Exercise directions →
Reproduce word for word the portion of the Town Hall passage that starts with "Work on the" and continues through "design this building.".

Work on the Town Hall began in 1895 on the site of the previous town hall. The commissioners invited one of the best-known and respected architects of Ireland, Sir Thomas Drew, to design this building.
He put up a fine building of red sandstone and brick with a bay window on the first floor. But the most famous feature was the high clock tower, which could be seen from afar. The clock on the tower was made by a local firm called Chancellor and Son. They claimed they could beat any English and Scottish company so they got the job. The clock has four faces, one for each side of the tower. Before the clock could be run with electricity, the four sides would often show different times so the clock was called ‘four-faced liar’.
Percy French, who wrote many well-known songs about counties in Ireland and who had his own theatrical company, gave many performances in the town hall and one of the first moving films made by a man called Edison was shown here in 1902.
I never noticed this memorial before but I discovered that it was in very poor condition and easy to miss until it was recently restored or replaced.
Thomas O’Leary was a 22-year-old Dubliner and member of the anti-Treaty IRA when he was shot dead by the Free State Army in March 1923.

Data provided →
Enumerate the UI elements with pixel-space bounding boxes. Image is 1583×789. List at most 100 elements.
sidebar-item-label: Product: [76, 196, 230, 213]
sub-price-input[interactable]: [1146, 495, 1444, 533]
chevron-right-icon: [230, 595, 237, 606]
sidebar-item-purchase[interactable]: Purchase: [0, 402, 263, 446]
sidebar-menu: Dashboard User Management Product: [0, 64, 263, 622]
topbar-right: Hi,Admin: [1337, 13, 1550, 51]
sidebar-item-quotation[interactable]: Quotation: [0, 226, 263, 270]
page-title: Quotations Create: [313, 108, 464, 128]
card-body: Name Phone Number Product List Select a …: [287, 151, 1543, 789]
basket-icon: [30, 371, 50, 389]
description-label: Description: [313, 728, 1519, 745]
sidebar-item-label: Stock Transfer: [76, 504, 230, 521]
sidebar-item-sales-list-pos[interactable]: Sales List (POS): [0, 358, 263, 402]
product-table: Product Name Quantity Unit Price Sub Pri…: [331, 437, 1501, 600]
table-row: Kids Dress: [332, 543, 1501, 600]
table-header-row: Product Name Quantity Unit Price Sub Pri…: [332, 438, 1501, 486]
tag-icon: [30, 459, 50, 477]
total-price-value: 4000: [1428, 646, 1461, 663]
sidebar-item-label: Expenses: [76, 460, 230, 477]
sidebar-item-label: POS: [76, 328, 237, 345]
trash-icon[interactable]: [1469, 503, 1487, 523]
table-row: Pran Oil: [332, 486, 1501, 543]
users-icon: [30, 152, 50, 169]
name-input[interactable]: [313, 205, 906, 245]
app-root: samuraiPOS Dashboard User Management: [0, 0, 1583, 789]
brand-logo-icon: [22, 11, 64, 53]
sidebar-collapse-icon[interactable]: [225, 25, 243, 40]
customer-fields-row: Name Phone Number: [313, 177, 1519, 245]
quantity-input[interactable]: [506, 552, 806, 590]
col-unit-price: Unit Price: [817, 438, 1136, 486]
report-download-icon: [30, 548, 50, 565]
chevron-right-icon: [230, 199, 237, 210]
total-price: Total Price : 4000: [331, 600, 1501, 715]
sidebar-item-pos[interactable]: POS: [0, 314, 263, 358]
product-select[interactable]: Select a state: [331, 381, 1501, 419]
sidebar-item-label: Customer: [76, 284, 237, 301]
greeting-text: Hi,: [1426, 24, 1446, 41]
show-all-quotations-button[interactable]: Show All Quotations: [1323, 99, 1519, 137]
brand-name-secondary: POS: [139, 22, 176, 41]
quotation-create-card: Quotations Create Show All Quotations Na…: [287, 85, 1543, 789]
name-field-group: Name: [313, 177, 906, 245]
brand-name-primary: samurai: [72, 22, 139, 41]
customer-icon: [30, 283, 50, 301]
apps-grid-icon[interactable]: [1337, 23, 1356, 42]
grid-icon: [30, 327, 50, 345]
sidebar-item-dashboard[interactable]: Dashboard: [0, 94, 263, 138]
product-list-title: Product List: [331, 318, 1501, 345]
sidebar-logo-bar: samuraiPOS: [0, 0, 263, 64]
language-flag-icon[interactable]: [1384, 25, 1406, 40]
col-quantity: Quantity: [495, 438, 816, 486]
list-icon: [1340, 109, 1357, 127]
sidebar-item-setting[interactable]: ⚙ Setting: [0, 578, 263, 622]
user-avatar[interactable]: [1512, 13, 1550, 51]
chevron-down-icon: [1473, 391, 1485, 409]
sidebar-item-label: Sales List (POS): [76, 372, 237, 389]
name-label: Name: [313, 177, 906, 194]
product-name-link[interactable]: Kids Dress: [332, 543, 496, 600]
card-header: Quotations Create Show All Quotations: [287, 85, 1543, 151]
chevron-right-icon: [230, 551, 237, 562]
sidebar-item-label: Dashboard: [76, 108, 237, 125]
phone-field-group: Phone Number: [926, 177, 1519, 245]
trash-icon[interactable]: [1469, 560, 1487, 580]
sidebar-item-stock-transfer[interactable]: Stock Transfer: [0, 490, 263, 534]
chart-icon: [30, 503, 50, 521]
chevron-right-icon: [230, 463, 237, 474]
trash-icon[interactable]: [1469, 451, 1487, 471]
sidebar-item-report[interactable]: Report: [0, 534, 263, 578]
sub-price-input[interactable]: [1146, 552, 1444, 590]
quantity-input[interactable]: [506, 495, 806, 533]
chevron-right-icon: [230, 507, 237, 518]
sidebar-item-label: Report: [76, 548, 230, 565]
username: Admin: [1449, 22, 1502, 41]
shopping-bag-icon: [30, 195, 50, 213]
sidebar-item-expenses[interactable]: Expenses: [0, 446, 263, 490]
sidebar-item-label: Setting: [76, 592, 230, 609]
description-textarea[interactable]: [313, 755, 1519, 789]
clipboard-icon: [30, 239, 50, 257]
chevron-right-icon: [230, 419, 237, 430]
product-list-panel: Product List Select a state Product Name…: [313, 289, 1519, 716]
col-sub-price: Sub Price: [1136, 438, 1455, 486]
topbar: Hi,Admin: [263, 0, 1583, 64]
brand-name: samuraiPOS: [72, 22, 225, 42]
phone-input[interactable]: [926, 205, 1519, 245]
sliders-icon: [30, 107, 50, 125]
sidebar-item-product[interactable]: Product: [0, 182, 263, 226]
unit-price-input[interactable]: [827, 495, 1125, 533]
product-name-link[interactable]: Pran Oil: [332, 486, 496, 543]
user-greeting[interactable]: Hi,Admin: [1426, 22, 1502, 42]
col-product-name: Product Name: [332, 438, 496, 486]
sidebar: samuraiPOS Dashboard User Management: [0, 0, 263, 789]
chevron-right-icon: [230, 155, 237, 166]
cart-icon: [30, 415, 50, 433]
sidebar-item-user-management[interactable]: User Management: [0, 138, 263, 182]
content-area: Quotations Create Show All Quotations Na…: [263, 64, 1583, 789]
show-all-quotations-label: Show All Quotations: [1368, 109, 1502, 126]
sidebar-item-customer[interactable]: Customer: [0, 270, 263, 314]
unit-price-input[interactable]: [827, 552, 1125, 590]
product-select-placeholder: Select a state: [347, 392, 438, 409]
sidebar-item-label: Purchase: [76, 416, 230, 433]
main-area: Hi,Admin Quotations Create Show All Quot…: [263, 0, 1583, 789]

Answer for this exercise →
Work on the Town Hall began in 1895 on the site of the previous town hall. The commissioners invited one of the best-known and respected architects of Ireland, Sir Thomas Drew, to design this building.